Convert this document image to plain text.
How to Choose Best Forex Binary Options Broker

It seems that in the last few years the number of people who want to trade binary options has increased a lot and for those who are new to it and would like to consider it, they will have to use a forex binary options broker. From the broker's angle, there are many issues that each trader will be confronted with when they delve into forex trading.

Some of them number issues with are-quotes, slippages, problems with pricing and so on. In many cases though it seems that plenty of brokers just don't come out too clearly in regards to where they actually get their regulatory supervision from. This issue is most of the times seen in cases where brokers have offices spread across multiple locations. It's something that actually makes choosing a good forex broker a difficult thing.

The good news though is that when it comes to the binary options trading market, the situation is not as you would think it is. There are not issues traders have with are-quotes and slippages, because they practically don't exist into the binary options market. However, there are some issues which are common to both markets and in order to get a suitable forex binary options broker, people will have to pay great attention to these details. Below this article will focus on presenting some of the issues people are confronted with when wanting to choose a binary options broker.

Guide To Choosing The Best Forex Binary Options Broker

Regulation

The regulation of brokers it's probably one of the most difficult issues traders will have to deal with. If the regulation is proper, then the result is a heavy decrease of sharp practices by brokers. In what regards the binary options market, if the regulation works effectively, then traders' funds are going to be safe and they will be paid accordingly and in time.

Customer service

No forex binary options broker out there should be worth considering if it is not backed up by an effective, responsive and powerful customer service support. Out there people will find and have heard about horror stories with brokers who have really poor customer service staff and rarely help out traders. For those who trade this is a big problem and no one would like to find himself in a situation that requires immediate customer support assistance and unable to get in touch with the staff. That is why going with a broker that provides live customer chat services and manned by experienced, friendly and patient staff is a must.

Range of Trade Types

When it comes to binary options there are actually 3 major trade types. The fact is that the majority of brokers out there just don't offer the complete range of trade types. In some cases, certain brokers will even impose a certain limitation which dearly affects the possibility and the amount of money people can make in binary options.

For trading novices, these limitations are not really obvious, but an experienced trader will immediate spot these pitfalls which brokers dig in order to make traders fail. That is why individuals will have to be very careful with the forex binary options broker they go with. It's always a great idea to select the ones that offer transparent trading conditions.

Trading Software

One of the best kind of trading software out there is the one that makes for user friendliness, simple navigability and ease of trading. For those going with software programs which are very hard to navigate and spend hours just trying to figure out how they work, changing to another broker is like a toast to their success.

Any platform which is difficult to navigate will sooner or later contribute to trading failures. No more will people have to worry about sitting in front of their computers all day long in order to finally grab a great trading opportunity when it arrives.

- _INSTRUCTION_:
Report how many lines of the listing hold the word "most", with nothing but the number.

- _THE SOLUTION_:
2